Figure contents as structured data ->
========
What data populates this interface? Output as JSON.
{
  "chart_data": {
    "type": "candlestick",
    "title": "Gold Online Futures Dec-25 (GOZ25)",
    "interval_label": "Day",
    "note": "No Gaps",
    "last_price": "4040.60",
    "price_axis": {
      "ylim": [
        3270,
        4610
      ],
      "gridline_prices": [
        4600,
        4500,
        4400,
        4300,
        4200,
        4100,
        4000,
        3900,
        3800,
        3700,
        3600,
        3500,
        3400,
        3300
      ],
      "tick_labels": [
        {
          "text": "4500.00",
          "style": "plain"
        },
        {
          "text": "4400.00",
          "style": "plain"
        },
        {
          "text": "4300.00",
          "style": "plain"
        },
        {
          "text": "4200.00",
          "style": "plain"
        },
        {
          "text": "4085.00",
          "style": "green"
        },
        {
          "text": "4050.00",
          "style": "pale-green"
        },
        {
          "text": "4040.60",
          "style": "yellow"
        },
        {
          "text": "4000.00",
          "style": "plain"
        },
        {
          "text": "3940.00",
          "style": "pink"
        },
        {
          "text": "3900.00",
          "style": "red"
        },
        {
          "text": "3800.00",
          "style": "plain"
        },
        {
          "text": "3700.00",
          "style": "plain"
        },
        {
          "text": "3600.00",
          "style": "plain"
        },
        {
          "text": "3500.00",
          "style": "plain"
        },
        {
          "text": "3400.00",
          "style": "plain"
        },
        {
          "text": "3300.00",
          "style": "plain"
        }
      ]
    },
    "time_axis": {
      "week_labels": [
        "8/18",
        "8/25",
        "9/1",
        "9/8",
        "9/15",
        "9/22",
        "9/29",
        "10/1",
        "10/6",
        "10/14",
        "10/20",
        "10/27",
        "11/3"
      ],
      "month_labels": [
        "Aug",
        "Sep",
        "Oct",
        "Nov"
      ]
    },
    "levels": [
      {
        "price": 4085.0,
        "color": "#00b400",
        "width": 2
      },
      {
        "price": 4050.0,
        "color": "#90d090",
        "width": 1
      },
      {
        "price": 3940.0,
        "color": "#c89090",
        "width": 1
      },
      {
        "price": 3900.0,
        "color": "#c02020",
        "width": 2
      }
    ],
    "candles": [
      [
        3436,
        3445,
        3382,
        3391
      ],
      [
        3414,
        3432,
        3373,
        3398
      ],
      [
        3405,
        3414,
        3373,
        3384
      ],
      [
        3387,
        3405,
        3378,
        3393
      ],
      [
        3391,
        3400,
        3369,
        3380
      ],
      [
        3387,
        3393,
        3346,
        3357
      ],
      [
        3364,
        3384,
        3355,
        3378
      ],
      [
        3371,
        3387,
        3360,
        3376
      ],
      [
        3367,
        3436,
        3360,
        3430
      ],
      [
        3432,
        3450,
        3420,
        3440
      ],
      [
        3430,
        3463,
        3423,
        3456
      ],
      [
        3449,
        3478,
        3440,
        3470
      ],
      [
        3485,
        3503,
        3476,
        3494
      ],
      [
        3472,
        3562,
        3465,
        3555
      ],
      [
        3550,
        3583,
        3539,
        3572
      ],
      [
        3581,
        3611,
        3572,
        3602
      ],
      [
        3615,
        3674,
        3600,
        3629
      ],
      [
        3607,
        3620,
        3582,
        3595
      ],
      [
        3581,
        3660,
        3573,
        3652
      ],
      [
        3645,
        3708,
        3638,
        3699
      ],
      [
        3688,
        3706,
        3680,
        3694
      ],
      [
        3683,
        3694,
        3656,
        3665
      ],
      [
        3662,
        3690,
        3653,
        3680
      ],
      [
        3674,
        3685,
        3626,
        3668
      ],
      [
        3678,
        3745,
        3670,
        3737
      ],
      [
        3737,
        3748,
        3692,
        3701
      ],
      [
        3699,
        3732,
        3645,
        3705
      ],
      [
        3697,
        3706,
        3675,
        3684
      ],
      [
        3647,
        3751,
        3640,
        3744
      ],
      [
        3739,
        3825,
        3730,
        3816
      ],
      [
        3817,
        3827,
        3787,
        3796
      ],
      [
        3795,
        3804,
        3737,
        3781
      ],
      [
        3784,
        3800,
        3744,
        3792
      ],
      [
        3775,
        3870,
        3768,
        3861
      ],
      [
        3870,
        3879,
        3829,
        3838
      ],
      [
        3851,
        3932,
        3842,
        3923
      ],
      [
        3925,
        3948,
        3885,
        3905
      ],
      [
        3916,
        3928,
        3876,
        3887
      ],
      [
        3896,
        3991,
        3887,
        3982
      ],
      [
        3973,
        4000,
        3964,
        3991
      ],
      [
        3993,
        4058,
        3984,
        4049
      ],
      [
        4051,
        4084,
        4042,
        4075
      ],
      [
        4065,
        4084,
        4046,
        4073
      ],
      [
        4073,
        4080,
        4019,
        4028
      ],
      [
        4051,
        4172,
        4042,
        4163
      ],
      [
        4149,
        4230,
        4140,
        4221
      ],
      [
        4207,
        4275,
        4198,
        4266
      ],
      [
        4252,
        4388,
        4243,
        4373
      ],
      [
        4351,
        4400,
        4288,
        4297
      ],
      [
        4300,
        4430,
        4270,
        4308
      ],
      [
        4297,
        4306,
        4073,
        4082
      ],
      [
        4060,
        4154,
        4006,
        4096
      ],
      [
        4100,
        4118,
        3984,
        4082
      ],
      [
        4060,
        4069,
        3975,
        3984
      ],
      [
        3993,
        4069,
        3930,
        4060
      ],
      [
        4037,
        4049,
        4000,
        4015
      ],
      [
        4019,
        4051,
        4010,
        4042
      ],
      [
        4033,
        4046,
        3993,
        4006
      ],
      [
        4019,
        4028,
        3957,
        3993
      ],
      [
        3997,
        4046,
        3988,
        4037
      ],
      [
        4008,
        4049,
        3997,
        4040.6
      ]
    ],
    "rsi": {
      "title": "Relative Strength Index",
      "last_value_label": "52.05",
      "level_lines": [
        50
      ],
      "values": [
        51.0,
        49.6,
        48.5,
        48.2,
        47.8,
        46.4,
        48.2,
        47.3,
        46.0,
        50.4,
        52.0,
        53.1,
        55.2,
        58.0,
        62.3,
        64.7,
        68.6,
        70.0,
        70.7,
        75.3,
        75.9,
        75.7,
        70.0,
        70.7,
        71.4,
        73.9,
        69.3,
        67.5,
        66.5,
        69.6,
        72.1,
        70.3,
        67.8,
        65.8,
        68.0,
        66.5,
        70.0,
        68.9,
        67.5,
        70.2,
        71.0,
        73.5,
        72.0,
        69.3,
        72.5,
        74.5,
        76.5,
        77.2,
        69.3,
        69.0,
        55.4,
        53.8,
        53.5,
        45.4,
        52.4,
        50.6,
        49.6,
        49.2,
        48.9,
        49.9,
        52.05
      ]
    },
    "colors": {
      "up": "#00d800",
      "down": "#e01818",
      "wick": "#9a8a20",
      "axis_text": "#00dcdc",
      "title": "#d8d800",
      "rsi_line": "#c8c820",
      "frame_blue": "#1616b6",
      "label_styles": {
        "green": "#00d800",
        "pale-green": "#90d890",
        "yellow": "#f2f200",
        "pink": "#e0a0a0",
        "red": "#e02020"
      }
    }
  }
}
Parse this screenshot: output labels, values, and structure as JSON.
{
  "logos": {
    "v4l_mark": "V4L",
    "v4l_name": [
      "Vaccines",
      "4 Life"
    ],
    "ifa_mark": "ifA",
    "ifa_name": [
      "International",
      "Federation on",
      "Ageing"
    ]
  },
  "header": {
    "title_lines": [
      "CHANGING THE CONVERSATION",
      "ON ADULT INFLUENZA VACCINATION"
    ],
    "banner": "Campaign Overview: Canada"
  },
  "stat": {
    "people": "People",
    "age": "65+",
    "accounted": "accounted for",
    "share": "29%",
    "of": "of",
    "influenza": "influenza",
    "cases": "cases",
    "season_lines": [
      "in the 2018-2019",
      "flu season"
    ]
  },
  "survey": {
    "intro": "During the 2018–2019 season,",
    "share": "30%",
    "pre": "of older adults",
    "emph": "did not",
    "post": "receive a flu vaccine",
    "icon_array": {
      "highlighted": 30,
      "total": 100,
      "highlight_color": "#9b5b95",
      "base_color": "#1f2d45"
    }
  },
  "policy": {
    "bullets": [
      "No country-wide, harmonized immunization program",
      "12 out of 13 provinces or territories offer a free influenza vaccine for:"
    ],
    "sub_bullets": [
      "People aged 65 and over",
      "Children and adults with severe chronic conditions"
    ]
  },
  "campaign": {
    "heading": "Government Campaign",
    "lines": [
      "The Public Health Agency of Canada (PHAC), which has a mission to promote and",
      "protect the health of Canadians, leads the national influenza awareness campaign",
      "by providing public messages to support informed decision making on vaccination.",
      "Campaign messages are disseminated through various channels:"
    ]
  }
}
========
DO THIS -> Exactly reproduce the lines from the one containing "Parse this screenshot: output" through the end of the records, and only those lines.

FULL RESPONSE ->
Parse this screenshot: output labels, values, and structure as JSON.
{
  "logos": {
    "v4l_mark": "V4L",
    "v4l_name": [
      "Vaccines",
      "4 Life"
    ],
    "ifa_mark": "ifA",
    "ifa_name": [
      "International",
      "Federation on",
      "Ageing"
    ]
  },
  "header": {
    "title_lines": [
      "CHANGING THE CONVERSATION",
      "ON ADULT INFLUENZA VACCINATION"
    ],
    "banner": "Campaign Overview: Canada"
  },
  "stat": {
    "people": "People",
    "age": "65+",
    "accounted": "accounted for",
    "share": "29%",
    "of": "of",
    "influenza": "influenza",
    "cases": "cases",
    "season_lines": [
      "in the 2018-2019",
      "flu season"
    ]
  },
  "survey": {
    "intro": "During the 2018–2019 season,",
    "share": "30%",
    "pre": "of older adults",
    "emph": "did not",
    "post": "receive a flu vaccine",
    "icon_array": {
      "highlighted": 30,
      "total": 100,
      "highlight_color": "#9b5b95",
      "base_color": "#1f2d45"
    }
  },
  "policy": {
    "bullets": [
      "No country-wide, harmonized immunization program",
      "12 out of 13 provinces or territories offer a free influenza vaccine for:"
    ],
    "sub_bullets": [
      "People aged 65 and over",
      "Children and adults with severe chronic conditions"
    ]
  },
  "campaign": {
    "heading": "Government Campaign",
    "lines": [
      "The Public Health Agency of Canada (PHAC), which has a mission to promote and",
      "protect the health of Canadians, leads the national influenza awareness campaign",
      "by providing public messages to support informed decision making on vaccination.",
      "Campaign messages are disseminated through various channels:"
    ]
  }
}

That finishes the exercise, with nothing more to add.